═══ Records to process ═══
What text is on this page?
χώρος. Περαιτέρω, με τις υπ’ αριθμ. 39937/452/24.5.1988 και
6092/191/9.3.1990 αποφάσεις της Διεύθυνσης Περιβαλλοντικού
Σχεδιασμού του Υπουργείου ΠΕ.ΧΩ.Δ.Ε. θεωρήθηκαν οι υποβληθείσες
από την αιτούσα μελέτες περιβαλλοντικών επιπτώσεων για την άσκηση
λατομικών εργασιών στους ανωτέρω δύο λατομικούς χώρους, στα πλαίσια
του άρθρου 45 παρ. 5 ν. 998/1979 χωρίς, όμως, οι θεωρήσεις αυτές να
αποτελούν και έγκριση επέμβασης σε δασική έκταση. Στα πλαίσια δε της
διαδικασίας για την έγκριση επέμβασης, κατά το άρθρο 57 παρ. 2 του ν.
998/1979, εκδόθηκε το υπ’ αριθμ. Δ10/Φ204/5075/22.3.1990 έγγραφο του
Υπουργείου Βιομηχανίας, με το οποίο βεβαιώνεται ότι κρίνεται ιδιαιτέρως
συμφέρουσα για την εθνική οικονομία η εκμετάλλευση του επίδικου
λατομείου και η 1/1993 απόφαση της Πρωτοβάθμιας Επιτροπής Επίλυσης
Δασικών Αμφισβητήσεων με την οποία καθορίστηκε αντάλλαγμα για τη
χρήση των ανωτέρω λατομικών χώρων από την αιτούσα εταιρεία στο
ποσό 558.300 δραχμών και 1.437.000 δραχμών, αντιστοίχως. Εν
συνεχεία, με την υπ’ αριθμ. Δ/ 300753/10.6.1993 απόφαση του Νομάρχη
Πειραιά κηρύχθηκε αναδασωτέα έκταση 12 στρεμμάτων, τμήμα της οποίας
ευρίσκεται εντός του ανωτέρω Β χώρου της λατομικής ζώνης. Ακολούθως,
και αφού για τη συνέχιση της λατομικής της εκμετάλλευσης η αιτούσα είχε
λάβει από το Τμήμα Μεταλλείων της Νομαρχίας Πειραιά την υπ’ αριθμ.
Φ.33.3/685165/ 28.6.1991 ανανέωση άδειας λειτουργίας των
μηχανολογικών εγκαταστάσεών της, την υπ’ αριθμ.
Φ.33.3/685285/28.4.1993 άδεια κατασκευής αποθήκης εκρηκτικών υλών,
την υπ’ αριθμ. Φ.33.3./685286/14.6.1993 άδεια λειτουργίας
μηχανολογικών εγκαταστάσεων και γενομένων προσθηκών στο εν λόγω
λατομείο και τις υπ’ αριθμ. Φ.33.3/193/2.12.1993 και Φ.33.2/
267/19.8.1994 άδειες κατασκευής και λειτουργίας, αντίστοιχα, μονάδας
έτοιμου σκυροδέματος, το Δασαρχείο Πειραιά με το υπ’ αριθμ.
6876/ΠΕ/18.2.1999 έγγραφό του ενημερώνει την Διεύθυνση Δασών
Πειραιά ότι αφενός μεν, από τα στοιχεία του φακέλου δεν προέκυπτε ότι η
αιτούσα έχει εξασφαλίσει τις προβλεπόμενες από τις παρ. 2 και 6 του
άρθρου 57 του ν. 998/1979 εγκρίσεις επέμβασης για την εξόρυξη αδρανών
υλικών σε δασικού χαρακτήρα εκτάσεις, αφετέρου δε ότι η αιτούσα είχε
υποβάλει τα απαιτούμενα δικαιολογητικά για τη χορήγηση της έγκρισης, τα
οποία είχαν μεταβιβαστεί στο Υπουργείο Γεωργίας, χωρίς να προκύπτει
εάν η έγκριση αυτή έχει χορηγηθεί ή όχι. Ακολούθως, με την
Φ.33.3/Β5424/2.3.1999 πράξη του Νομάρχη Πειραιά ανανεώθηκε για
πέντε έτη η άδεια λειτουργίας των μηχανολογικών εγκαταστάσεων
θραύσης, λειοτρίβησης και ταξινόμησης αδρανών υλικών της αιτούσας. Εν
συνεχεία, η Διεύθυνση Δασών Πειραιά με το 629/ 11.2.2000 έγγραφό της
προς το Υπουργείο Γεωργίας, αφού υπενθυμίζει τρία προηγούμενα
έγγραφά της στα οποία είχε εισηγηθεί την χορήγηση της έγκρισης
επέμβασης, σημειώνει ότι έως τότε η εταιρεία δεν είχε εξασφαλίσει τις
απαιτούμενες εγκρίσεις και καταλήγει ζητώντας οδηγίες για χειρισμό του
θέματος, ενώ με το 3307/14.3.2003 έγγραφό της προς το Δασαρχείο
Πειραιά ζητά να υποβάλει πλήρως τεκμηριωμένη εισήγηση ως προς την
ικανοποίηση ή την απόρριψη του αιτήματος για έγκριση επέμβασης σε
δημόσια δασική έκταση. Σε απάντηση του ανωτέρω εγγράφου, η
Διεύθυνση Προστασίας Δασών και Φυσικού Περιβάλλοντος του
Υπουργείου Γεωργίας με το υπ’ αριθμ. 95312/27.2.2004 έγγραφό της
═══
═══ Records to process ═══
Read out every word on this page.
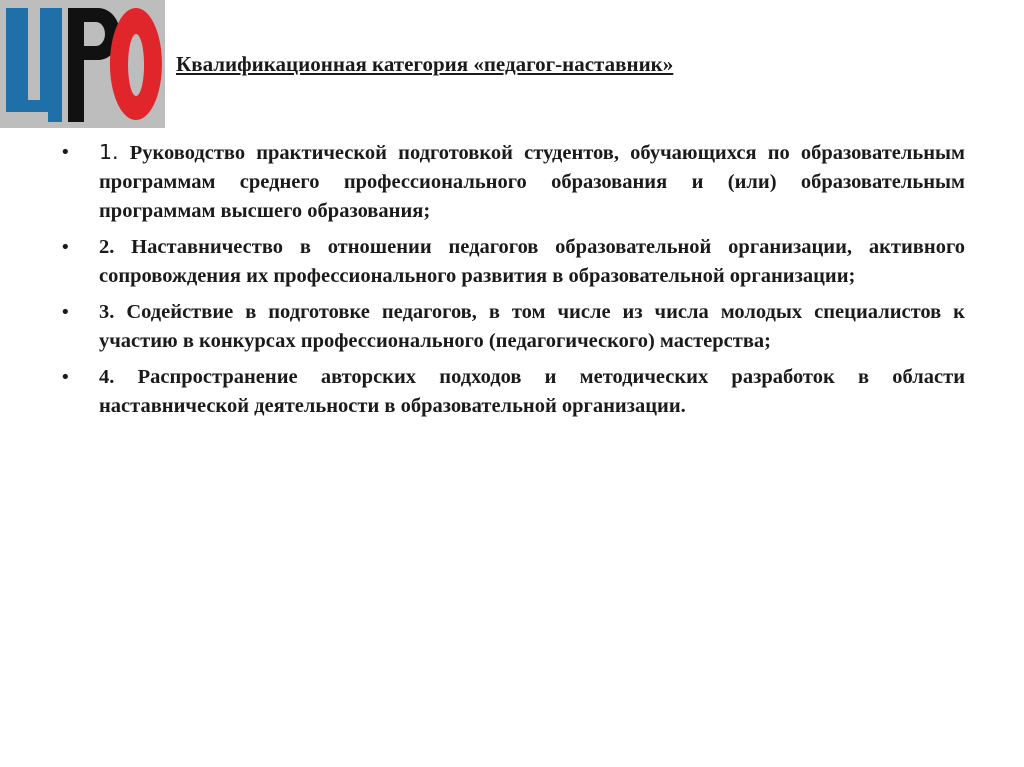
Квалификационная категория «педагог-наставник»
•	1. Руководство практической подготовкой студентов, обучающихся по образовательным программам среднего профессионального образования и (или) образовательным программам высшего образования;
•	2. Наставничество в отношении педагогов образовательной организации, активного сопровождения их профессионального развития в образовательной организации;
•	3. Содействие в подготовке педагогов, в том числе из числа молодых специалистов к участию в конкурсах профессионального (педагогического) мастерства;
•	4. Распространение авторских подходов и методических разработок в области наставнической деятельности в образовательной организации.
═══
═══ Records to process ═══
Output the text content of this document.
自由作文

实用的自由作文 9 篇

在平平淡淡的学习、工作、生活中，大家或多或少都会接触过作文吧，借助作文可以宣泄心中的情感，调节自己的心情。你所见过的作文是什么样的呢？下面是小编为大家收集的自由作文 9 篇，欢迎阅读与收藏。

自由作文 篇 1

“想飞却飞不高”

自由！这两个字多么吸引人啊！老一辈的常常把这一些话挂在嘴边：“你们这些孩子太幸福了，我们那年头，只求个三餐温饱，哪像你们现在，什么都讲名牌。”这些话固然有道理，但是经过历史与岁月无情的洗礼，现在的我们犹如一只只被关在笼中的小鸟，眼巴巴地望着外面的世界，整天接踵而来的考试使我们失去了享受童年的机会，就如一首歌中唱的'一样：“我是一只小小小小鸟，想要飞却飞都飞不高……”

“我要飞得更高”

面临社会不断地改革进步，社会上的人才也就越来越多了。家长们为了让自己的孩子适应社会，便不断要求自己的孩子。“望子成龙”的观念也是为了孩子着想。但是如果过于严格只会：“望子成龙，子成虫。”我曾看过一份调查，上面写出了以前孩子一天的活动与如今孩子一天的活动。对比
═══
What to work on:
Collect the lines of the data that carry the word "ανωτέρω".

Reply:
λατομικών εργασιών στους ανωτέρω δύο λατομικούς χώρους, στα πλαίσια
χρήση των ανωτέρω λατομικών χώρων από την αιτούσα εταιρεία στο
ευρίσκεται εντός του ανωτέρω Β χώρου της λατομικής ζώνης. Ακολούθως,
δημόσια δασική έκταση. Σε απάντηση του ανωτέρω εγγράφου, η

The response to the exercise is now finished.